▸ **EXTRACTED RECORDS**

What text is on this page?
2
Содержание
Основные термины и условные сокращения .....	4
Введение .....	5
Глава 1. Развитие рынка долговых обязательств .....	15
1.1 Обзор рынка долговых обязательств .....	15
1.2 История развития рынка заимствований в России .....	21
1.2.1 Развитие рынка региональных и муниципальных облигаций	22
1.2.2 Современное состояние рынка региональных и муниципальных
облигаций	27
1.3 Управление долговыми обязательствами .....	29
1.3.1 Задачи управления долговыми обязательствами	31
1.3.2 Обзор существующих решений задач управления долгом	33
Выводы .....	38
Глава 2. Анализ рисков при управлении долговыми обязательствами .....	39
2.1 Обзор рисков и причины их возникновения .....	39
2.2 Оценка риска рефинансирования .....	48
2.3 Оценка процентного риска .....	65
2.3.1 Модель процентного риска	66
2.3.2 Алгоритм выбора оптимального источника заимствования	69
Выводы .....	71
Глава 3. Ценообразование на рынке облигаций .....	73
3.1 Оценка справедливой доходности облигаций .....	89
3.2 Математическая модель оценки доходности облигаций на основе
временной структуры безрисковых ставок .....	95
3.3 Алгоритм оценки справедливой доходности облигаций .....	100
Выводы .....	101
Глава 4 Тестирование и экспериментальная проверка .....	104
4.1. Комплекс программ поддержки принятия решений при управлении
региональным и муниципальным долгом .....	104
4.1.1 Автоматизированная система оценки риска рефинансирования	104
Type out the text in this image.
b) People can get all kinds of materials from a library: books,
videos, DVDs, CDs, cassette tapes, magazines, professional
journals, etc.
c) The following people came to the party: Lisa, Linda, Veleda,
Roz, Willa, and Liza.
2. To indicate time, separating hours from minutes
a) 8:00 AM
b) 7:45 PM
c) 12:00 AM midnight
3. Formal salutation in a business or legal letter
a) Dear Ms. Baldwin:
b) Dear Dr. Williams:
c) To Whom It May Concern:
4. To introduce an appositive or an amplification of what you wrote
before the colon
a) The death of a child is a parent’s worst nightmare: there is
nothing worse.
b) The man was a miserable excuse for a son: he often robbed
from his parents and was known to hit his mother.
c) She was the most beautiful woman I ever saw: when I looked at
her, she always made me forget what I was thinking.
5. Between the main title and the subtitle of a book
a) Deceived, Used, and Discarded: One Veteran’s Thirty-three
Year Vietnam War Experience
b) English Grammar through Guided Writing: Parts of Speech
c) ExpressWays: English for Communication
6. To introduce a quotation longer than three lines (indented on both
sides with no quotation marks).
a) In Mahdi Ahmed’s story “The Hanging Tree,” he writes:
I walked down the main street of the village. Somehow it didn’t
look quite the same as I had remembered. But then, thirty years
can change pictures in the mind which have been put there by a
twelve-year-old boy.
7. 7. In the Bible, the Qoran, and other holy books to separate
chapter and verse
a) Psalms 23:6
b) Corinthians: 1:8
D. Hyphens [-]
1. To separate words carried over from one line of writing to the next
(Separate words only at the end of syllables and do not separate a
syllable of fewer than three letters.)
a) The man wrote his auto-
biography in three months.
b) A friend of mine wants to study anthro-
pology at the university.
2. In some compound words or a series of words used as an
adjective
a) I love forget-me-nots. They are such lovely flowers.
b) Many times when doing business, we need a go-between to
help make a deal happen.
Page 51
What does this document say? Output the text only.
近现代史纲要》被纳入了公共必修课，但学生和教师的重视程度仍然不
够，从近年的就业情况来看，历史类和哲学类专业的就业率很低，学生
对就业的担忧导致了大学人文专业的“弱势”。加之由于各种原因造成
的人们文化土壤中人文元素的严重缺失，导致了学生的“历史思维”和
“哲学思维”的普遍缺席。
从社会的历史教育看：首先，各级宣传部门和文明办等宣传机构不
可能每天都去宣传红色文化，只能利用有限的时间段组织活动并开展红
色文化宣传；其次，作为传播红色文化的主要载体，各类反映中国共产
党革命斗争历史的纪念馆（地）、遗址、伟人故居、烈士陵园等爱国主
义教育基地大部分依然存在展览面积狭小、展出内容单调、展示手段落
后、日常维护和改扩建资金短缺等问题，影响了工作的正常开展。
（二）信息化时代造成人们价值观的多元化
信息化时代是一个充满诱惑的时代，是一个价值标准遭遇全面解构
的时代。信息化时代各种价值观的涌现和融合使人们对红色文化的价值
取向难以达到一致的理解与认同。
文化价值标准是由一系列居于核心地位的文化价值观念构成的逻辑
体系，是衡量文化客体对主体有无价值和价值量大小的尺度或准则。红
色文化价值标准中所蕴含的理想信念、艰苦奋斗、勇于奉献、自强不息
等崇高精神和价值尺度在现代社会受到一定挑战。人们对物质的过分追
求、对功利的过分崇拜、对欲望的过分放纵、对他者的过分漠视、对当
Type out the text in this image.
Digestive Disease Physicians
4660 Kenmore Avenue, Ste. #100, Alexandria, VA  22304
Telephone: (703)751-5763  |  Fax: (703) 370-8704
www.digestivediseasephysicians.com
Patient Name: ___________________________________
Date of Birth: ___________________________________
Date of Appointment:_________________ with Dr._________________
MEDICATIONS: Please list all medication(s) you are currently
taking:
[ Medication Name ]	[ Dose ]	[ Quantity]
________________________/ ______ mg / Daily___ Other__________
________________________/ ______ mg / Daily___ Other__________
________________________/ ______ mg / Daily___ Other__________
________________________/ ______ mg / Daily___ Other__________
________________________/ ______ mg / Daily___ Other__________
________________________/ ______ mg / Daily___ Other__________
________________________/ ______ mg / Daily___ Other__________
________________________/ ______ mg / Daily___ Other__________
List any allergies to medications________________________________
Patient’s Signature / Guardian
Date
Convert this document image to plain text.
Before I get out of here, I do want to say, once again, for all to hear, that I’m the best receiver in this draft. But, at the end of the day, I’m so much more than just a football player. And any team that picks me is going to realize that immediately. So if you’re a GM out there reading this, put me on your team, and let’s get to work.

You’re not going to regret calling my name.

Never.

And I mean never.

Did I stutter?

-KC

▸ **TASK BRIEF**
Quote the entire listing above exactly.

▸ **CORRECT RESPONSE**
What text is on this page?
2
Содержание
Основные термины и условные сокращения .....	4
Введение .....	5
Глава 1. Развитие рынка долговых обязательств .....	15
1.1 Обзор рынка долговых обязательств .....	15
1.2 История развития рынка заимствований в России .....	21
1.2.1 Развитие рынка региональных и муниципальных облигаций	22
1.2.2 Современное состояние рынка региональных и муниципальных
облигаций	27
1.3 Управление долговыми обязательствами .....	29
1.3.1 Задачи управления долговыми обязательствами	31
1.3.2 Обзор существующих решений задач управления долгом	33
Выводы .....	38
Глава 2. Анализ рисков при управлении долговыми обязательствами .....	39
2.1 Обзор рисков и причины их возникновения .....	39
2.2 Оценка риска рефинансирования .....	48
2.3 Оценка процентного риска .....	65
2.3.1 Модель процентного риска	66
2.3.2 Алгоритм выбора оптимального источника заимствования	69
Выводы .....	71
Глава 3. Ценообразование на рынке облигаций .....	73
3.1 Оценка справедливой доходности облигаций .....	89
3.2 Математическая модель оценки доходности облигаций на основе
временной структуры безрисковых ставок .....	95
3.3 Алгоритм оценки справедливой доходности облигаций .....	100
Выводы .....	101
Глава 4 Тестирование и экспериментальная проверка .....	104
4.1. Комплекс программ поддержки принятия решений при управлении
региональным и муниципальным долгом .....	104
4.1.1 Автоматизированная система оценки риска рефинансирования	104
Type out the text in this image.
b) People can get all kinds of materials from a library: books,
videos, DVDs, CDs, cassette tapes, magazines, professional
journals, etc.
c) The following people came to the party: Lisa, Linda, Veleda,
Roz, Willa, and Liza.
2. To indicate time, separating hours from minutes
a) 8:00 AM
b) 7:45 PM
c) 12:00 AM midnight
3. Formal salutation in a business or legal letter
a) Dear Ms. Baldwin:
b) Dear Dr. Williams:
c) To Whom It May Concern:
4. To introduce an appositive or an amplification of what you wrote
before the colon
a) The death of a child is a parent’s worst nightmare: there is
nothing worse.
b) The man was a miserable excuse for a son: he often robbed
from his parents and was known to hit his mother.
c) She was the most beautiful woman I ever saw: when I looked at
her, she always made me forget what I was thinking.
5. Between the main title and the subtitle of a book
a) Deceived, Used, and Discarded: One Veteran’s Thirty-three
Year Vietnam War Experience
b) English Grammar through Guided Writing: Parts of Speech
c) ExpressWays: English for Communication
6. To introduce a quotation longer than three lines (indented on both
sides with no quotation marks).
a) In Mahdi Ahmed’s story “The Hanging Tree,” he writes:
I walked down the main street of the village. Somehow it didn’t
look quite the same as I had remembered. But then, thirty years
can change pictures in the mind which have been put there by a
twelve-year-old boy.
7. 7. In the Bible, the Qoran, and other holy books to separate
chapter and verse
a) Psalms 23:6
b) Corinthians: 1:8
D. Hyphens [-]
1. To separate words carried over from one line of writing to the next
(Separate words only at the end of syllables and do not separate a
syllable of fewer than three letters.)
a) The man wrote his auto-
biography in three months.
b) A friend of mine wants to study anthro-
pology at the university.
2. In some compound words or a series of words used as an
adjective
a) I love forget-me-nots. They are such lovely flowers.
b) Many times when doing business, we need a go-between to
help make a deal happen.
Page 51
What does this document say? Output the text only.
近现代史纲要》被纳入了公共必修课，但学生和教师的重视程度仍然不
够，从近年的就业情况来看，历史类和哲学类专业的就业率很低，学生
对就业的担忧导致了大学人文专业的“弱势”。加之由于各种原因造成
的人们文化土壤中人文元素的严重缺失，导致了学生的“历史思维”和
“哲学思维”的普遍缺席。
从社会的历史教育看：首先，各级宣传部门和文明办等宣传机构不
可能每天都去宣传红色文化，只能利用有限的时间段组织活动并开展红
色文化宣传；其次，作为传播红色文化的主要载体，各类反映中国共产
党革命斗争历史的纪念馆（地）、遗址、伟人故居、烈士陵园等爱国主
义教育基地大部分依然存在展览面积狭小、展出内容单调、展示手段落
后、日常维护和改扩建资金短缺等问题，影响了工作的正常开展。
（二）信息化时代造成人们价值观的多元化
信息化时代是一个充满诱惑的时代，是一个价值标准遭遇全面解构
的时代。信息化时代各种价值观的涌现和融合使人们对红色文化的价值
取向难以达到一致的理解与认同。
文化价值标准是由一系列居于核心地位的文化价值观念构成的逻辑
体系，是衡量文化客体对主体有无价值和价值量大小的尺度或准则。红
色文化价值标准中所蕴含的理想信念、艰苦奋斗、勇于奉献、自强不息
等崇高精神和价值尺度在现代社会受到一定挑战。人们对物质的过分追
求、对功利的过分崇拜、对欲望的过分放纵、对他者的过分漠视、对当
Type out the text in this image.
Digestive Disease Physicians
4660 Kenmore Avenue, Ste. #100, Alexandria, VA  22304
Telephone: (703)751-5763  |  Fax: (703) 370-8704
www.digestivediseasephysicians.com
Patient Name: ___________________________________
Date of Birth: ___________________________________
Date of Appointment:_________________ with Dr._________________
MEDICATIONS: Please list all medication(s) you are currently
taking:
[ Medication Name ]	[ Dose ]	[ Quantity]
________________________/ ______ mg / Daily___ Other__________
________________________/ ______ mg / Daily___ Other__________
________________________/ ______ mg / Daily___ Other__________
________________________/ ______ mg / Daily___ Other__________
________________________/ ______ mg / Daily___ Other__________
________________________/ ______ mg / Daily___ Other__________
________________________/ ______ mg / Daily___ Other__________
________________________/ ______ mg / Daily___ Other__________
List any allergies to medications________________________________
Patient’s Signature / Guardian
Date
Convert this document image to plain text.
Before I get out of here, I do want to say, once again, for all to hear, that I’m the best receiver in this draft. But, at the end of the day, I’m so much more than just a football player. And any team that picks me is going to realize that immediately. So if you’re a GM out there reading this, put me on your team, and let’s get to work.

You’re not going to regret calling my name.

Never.

And I mean never.

Did I stutter?

-KC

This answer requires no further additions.